The records below are to be copied exactly, with every picture left out.

[[ TASK INPUTS open ]]

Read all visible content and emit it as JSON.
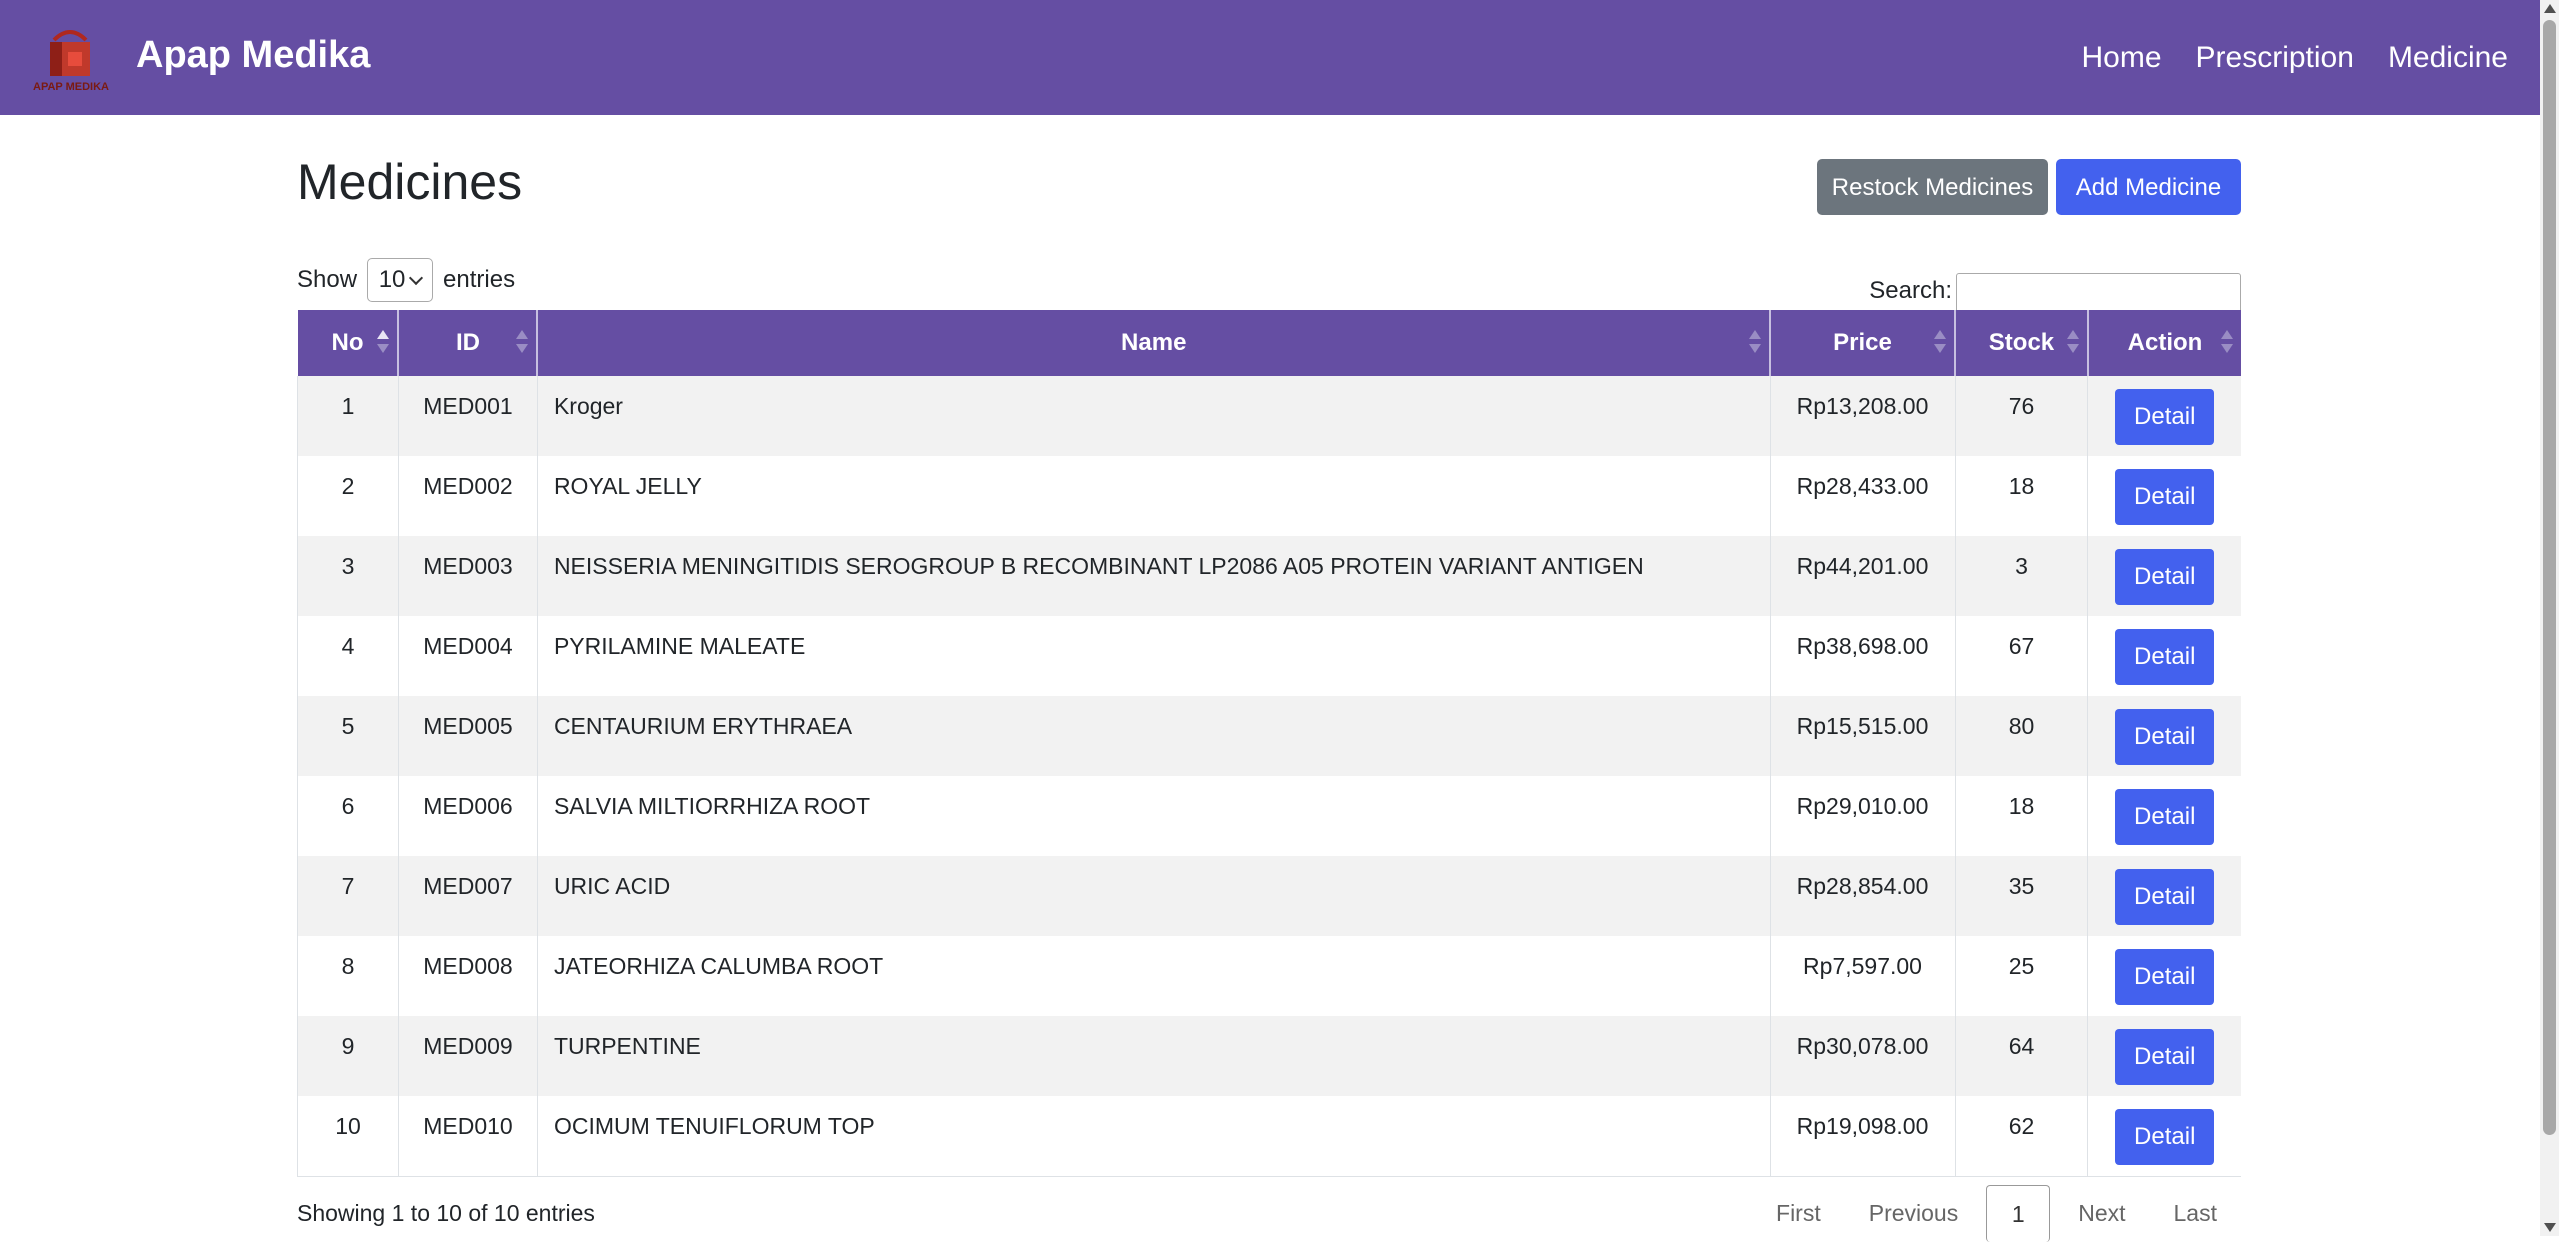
{
  "navbar": {
    "brand": "Apap Medika",
    "logo_text": "APAP MEDIKA",
    "links": [
      "Home",
      "Prescription",
      "Medicine"
    ]
  },
  "page": {
    "title": "Medicines",
    "restock_label": "Restock Medicines",
    "add_label": "Add Medicine",
    "show_label": "Show",
    "entries_value": "10",
    "entries_label": "entries",
    "search_label": "Search:"
  },
  "table": {
    "columns": [
      "No",
      "ID",
      "Name",
      "Price",
      "Stock",
      "Action"
    ],
    "detail_label": "Detail",
    "rows": [
      {
        "no": "1",
        "id": "MED001",
        "name": "Kroger",
        "price": "Rp13,208.00",
        "stock": "76"
      },
      {
        "no": "2",
        "id": "MED002",
        "name": "ROYAL JELLY",
        "price": "Rp28,433.00",
        "stock": "18"
      },
      {
        "no": "3",
        "id": "MED003",
        "name": "NEISSERIA MENINGITIDIS SEROGROUP B RECOMBINANT LP2086 A05 PROTEIN VARIANT ANTIGEN",
        "price": "Rp44,201.00",
        "stock": "3"
      },
      {
        "no": "4",
        "id": "MED004",
        "name": "PYRILAMINE MALEATE",
        "price": "Rp38,698.00",
        "stock": "67"
      },
      {
        "no": "5",
        "id": "MED005",
        "name": "CENTAURIUM ERYTHRAEA",
        "price": "Rp15,515.00",
        "stock": "80"
      },
      {
        "no": "6",
        "id": "MED006",
        "name": "SALVIA MILTIORRHIZA ROOT",
        "price": "Rp29,010.00",
        "stock": "18"
      },
      {
        "no": "7",
        "id": "MED007",
        "name": "URIC ACID",
        "price": "Rp28,854.00",
        "stock": "35"
      },
      {
        "no": "8",
        "id": "MED008",
        "name": "JATEORHIZA CALUMBA ROOT",
        "price": "Rp7,597.00",
        "stock": "25"
      },
      {
        "no": "9",
        "id": "MED009",
        "name": "TURPENTINE",
        "price": "Rp30,078.00",
        "stock": "64"
      },
      {
        "no": "10",
        "id": "MED010",
        "name": "OCIMUM TENUIFLORUM TOP",
        "price": "Rp19,098.00",
        "stock": "62"
      }
    ]
  },
  "footer": {
    "info": "Showing 1 to 10 of 10 entries",
    "first": "First",
    "previous": "Previous",
    "current": "1",
    "next": "Next",
    "last": "Last"
  },
  "colors": {
    "primary": "#654ea3",
    "button_blue": "#4361ee",
    "button_gray": "#6c757d"
  }
}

[[ TASK INPUTS closed ]]

RESULT FOR THIS EXERCISE>
Read all visible content and emit it as JSON.
{
  "navbar": {
    "brand": "Apap Medika",
    "logo_text": "APAP MEDIKA",
    "links": [
      "Home",
      "Prescription",
      "Medicine"
    ]
  },
  "page": {
    "title": "Medicines",
    "restock_label": "Restock Medicines",
    "add_label": "Add Medicine",
    "show_label": "Show",
    "entries_value": "10",
    "entries_label": "entries",
    "search_label": "Search:"
  },
  "table": {
    "columns": [
      "No",
      "ID",
      "Name",
      "Price",
      "Stock",
      "Action"
    ],
    "detail_label": "Detail",
    "rows": [
      {
        "no": "1",
        "id": "MED001",
        "name": "Kroger",
        "price": "Rp13,208.00",
        "stock": "76"
      },
      {
        "no": "2",
        "id": "MED002",
        "name": "ROYAL JELLY",
        "price": "Rp28,433.00",
        "stock": "18"
      },
      {
        "no": "3",
        "id": "MED003",
        "name": "NEISSERIA MENINGITIDIS SEROGROUP B RECOMBINANT LP2086 A05 PROTEIN VARIANT ANTIGEN",
        "price": "Rp44,201.00",
        "stock": "3"
      },
      {
        "no": "4",
        "id": "MED004",
        "name": "PYRILAMINE MALEATE",
        "price": "Rp38,698.00",
        "stock": "67"
      },
      {
        "no": "5",
        "id": "MED005",
        "name": "CENTAURIUM ERYTHRAEA",
        "price": "Rp15,515.00",
        "stock": "80"
      },
      {
        "no": "6",
        "id": "MED006",
        "name": "SALVIA MILTIORRHIZA ROOT",
        "price": "Rp29,010.00",
        "stock": "18"
      },
      {
        "no": "7",
        "id": "MED007",
        "name": "URIC ACID",
        "price": "Rp28,854.00",
        "stock": "35"
      },
      {
        "no": "8",
        "id": "MED008",
        "name": "JATEORHIZA CALUMBA ROOT",
        "price": "Rp7,597.00",
        "stock": "25"
      },
      {
        "no": "9",
        "id": "MED009",
        "name": "TURPENTINE",
        "price": "Rp30,078.00",
        "stock": "64"
      },
      {
        "no": "10",
        "id": "MED010",
        "name": "OCIMUM TENUIFLORUM TOP",
        "price": "Rp19,098.00",
        "stock": "62"
      }
    ]
  },
  "footer": {
    "info": "Showing 1 to 10 of 10 entries",
    "first": "First",
    "previous": "Previous",
    "current": "1",
    "next": "Next",
    "last": "Last"
  },
  "colors": {
    "primary": "#654ea3",
    "button_blue": "#4361ee",
    "button_gray": "#6c757d"
  }
}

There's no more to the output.